Exercise inputs:
• • •

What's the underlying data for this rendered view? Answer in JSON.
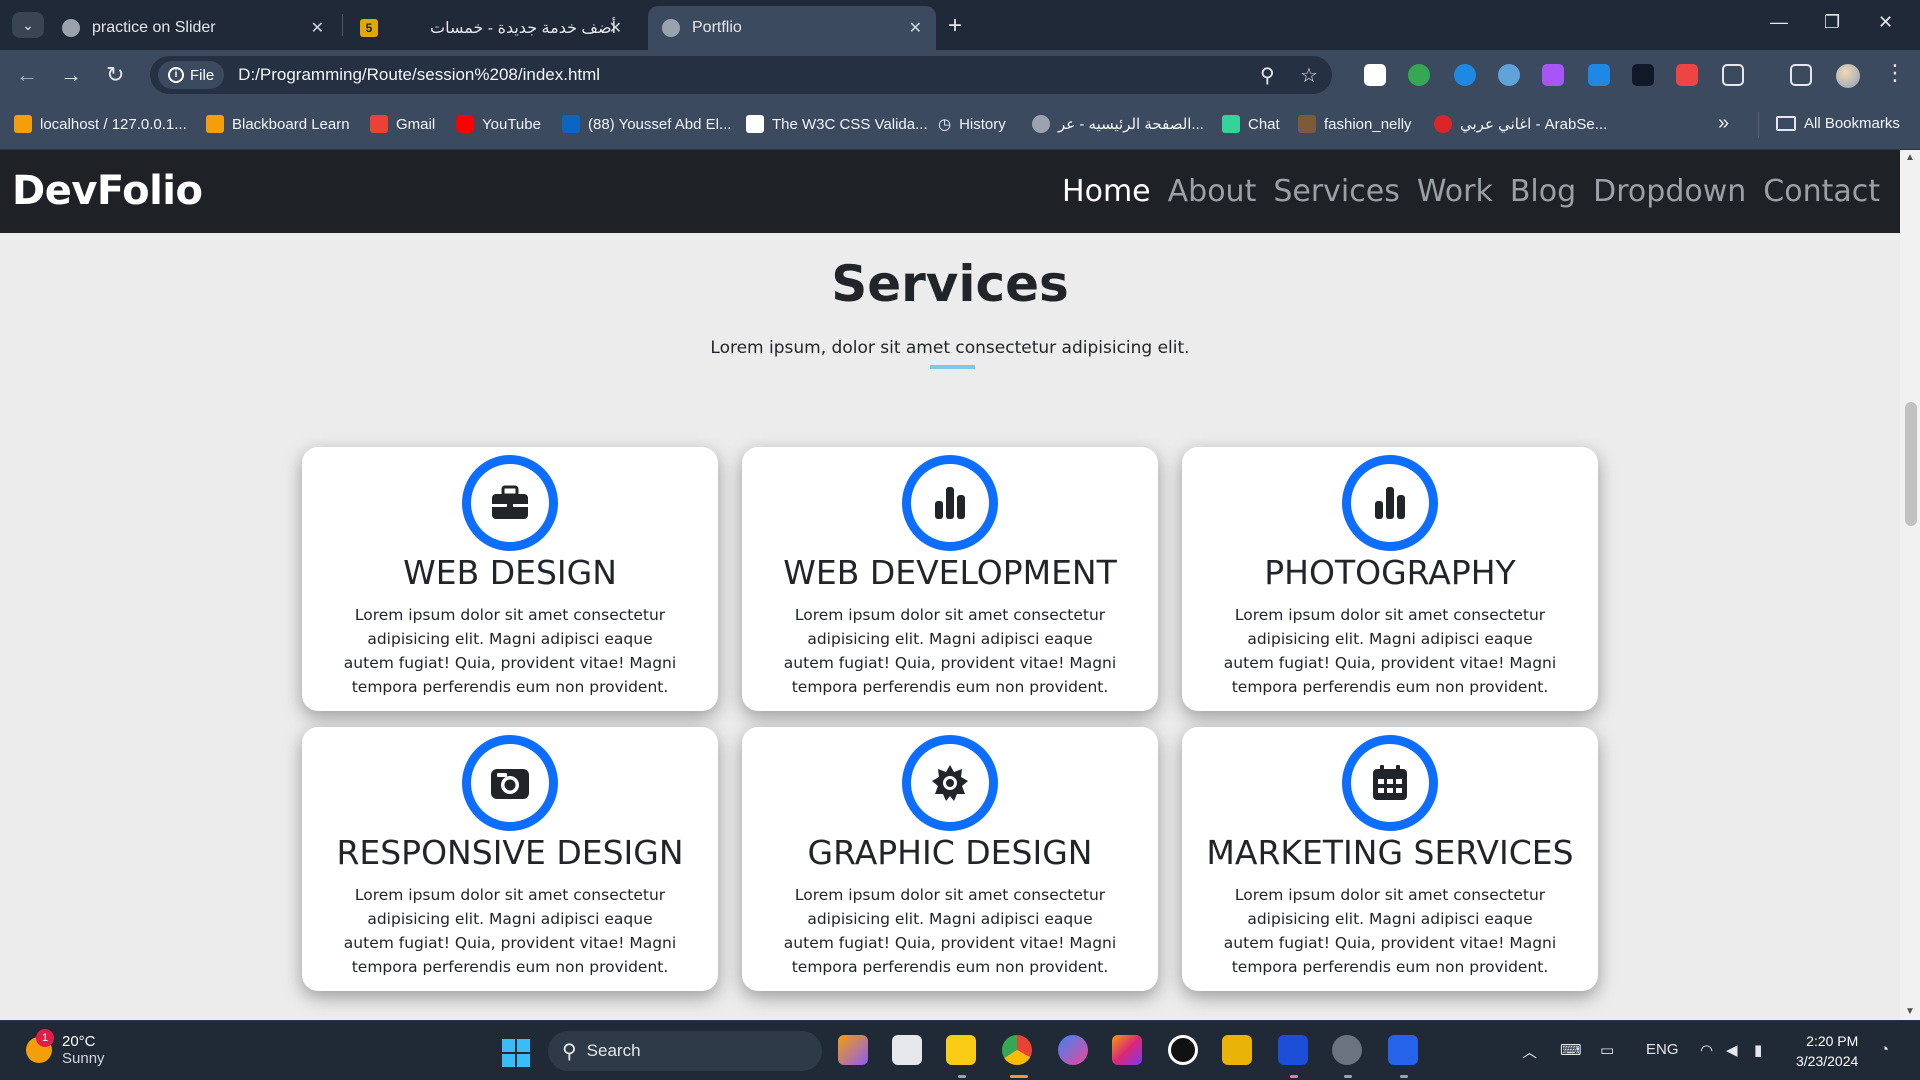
{
  "browser": {
    "tabs": [
      {
        "title": "practice on Slider",
        "favicon": "globe-icon",
        "active": false
      },
      {
        "title": "أضف خدمة جديدة - خمسات",
        "favicon": "khamsat-icon",
        "active": false
      },
      {
        "title": "Portflio",
        "favicon": "globe-icon",
        "active": true
      }
    ],
    "url_scheme_label": "File",
    "url": "D:/Programming/Route/session%208/index.html",
    "bookmarks": [
      "localhost / 127.0.0.1...",
      "Blackboard Learn",
      "Gmail",
      "YouTube",
      "(88) Youssef Abd El...",
      "The W3C CSS Valida...",
      "History",
      "الصفحة الرئيسيه - عر...",
      "Chat",
      "fashion_nelly",
      "اغاني عربي - ArabSe..."
    ],
    "all_bookmarks": "All Bookmarks"
  },
  "site": {
    "brand": "DevFolio",
    "nav": [
      "Home",
      "About",
      "Services",
      "Work",
      "Blog",
      "Dropdown",
      "Contact"
    ],
    "nav_active": "Home",
    "section_title": "Services",
    "section_subtitle": "Lorem ipsum, dolor sit amet consectetur adipisicing elit.",
    "cards": [
      {
        "title": "Web Design",
        "icon": "briefcase-icon",
        "text": "Lorem ipsum dolor sit amet consectetur adipisicing elit. Magni adipisci eaque autem fugiat! Quia, provident vitae! Magni tempora perferendis eum non provident."
      },
      {
        "title": "Web Development",
        "icon": "bar-chart-icon",
        "text": "Lorem ipsum dolor sit amet consectetur adipisicing elit. Magni adipisci eaque autem fugiat! Quia, provident vitae! Magni tempora perferendis eum non provident."
      },
      {
        "title": "Photography",
        "icon": "bar-chart-icon",
        "text": "Lorem ipsum dolor sit amet consectetur adipisicing elit. Magni adipisci eaque autem fugiat! Quia, provident vitae! Magni tempora perferendis eum non provident."
      },
      {
        "title": "Responsive Design",
        "icon": "camera-icon",
        "text": "Lorem ipsum dolor sit amet consectetur adipisicing elit. Magni adipisci eaque autem fugiat! Quia, provident vitae! Magni tempora perferendis eum non provident."
      },
      {
        "title": "Graphic Design",
        "icon": "gear-icon",
        "text": "Lorem ipsum dolor sit amet consectetur adipisicing elit. Magni adipisci eaque autem fugiat! Quia, provident vitae! Magni tempora perferendis eum non provident."
      },
      {
        "title": "Marketing Services",
        "icon": "calendar-icon",
        "text": "Lorem ipsum dolor sit amet consectetur adipisicing elit. Magni adipisci eaque autem fugiat! Quia, provident vitae! Magni tempora perferendis eum non provident."
      }
    ]
  },
  "taskbar": {
    "weather_temp": "20°C",
    "weather_desc": "Sunny",
    "weather_badge": "1",
    "search_placeholder": "Search",
    "language": "ENG",
    "time": "2:20 PM",
    "date": "3/23/2024"
  },
  "colors": {
    "accent": "#0d6efd",
    "navbar": "#1e2125",
    "page_bg": "#ececec",
    "underline": "#7ec8e3"
  }
}
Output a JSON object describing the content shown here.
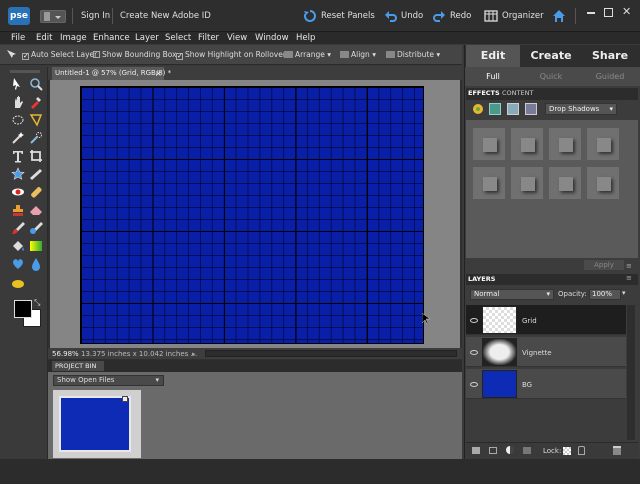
{
  "app": {
    "logo": "pse",
    "sign_in": "Sign In",
    "create_id": "Create New Adobe ID"
  },
  "toolbar": {
    "reset_panels": "Reset Panels",
    "undo": "Undo",
    "redo": "Redo",
    "organizer": "Organizer"
  },
  "menus": [
    "File",
    "Edit",
    "Image",
    "Enhance",
    "Layer",
    "Select",
    "Filter",
    "View",
    "Window",
    "Help"
  ],
  "options": {
    "auto_select": "Auto Select Layer",
    "show_bounding": "Show Bounding Box",
    "show_highlight": "Show Highlight on Rollover",
    "arrange": "Arrange",
    "align": "Align",
    "distribute": "Distribute"
  },
  "document": {
    "tab_label": "Untitled-1 @ 57% (Grid, RGB/8) *",
    "close": "×",
    "zoom": "56.98%",
    "size_info": "13.375 inches x 10.042 inches ..."
  },
  "project_bin": {
    "title": "PROJECT BIN",
    "show_select": "Show Open Files"
  },
  "panel_tabs": {
    "edit": "Edit",
    "create": "Create",
    "share": "Share"
  },
  "edit_modes": {
    "full": "Full",
    "quick": "Quick",
    "guided": "Guided"
  },
  "effects": {
    "tab_effects": "EFFECTS",
    "tab_content": "CONTENT",
    "dropdown": "Drop Shadows",
    "apply": "Apply"
  },
  "layers": {
    "title": "LAYERS",
    "blend_mode": "Normal",
    "opacity_label": "Opacity:",
    "opacity_value": "100%",
    "items": [
      {
        "name": "Grid"
      },
      {
        "name": "Vignette"
      },
      {
        "name": "BG"
      }
    ],
    "lock_label": "Lock:"
  },
  "colors": {
    "canvas_blue": "#0a1fa8",
    "accent_blue": "#2a72b8"
  }
}
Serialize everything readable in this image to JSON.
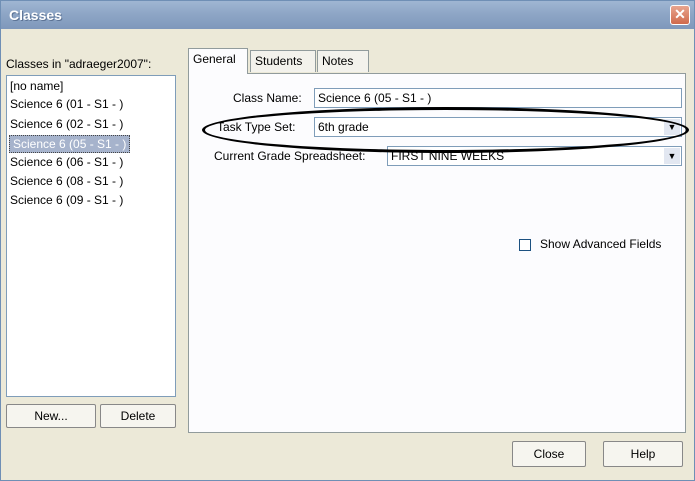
{
  "window": {
    "title": "Classes"
  },
  "left_panel": {
    "header": "Classes in \"adraeger2007\":",
    "items": [
      {
        "label": "[no name]",
        "selected": false
      },
      {
        "label": "Science 6 (01 - S1 - )",
        "selected": false
      },
      {
        "label": "Science 6 (02 - S1 - )",
        "selected": false
      },
      {
        "label": "Science 6 (05 - S1 - )",
        "selected": true
      },
      {
        "label": "Science 6 (06 - S1 - )",
        "selected": false
      },
      {
        "label": "Science 6 (08 - S1 - )",
        "selected": false
      },
      {
        "label": "Science 6 (09 - S1 - )",
        "selected": false
      }
    ],
    "new_button": "New...",
    "delete_button": "Delete"
  },
  "tabs": [
    {
      "label": "General",
      "active": true
    },
    {
      "label": "Students",
      "active": false
    },
    {
      "label": "Notes",
      "active": false
    }
  ],
  "general": {
    "class_name_label": "Class Name:",
    "class_name_value": "Science 6 (05 - S1 - )",
    "task_type_label": "Task Type Set:",
    "task_type_value": "6th grade",
    "grade_spreadsheet_label": "Current Grade Spreadsheet:",
    "grade_spreadsheet_value": "FIRST NINE WEEKS",
    "show_advanced_label": "Show Advanced Fields",
    "show_advanced_checked": false
  },
  "footer": {
    "close_button": "Close",
    "help_button": "Help"
  }
}
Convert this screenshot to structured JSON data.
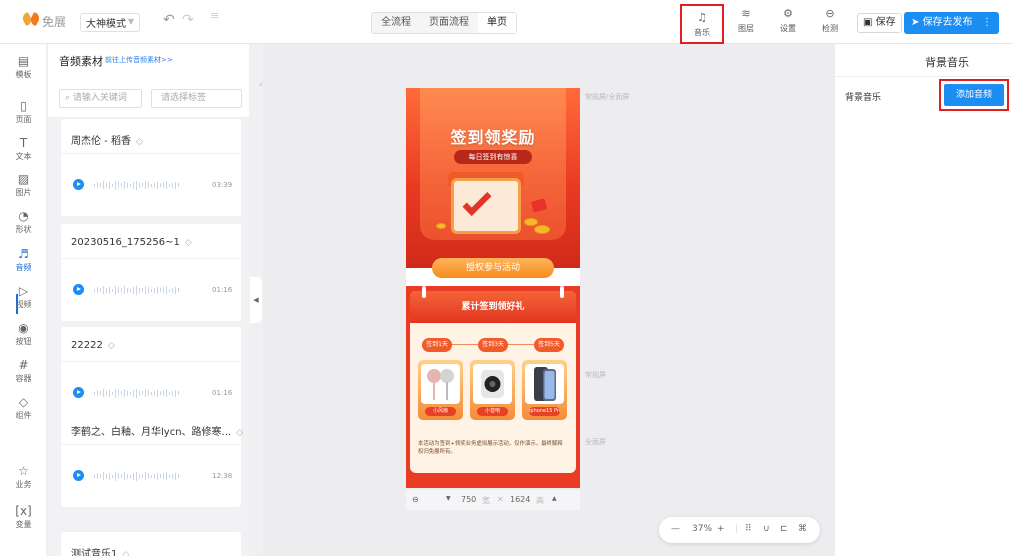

• • •

The request: Tally up the lines in the preceding listing that contain the string "data". Respond with the number and nothing else.

Response below: 2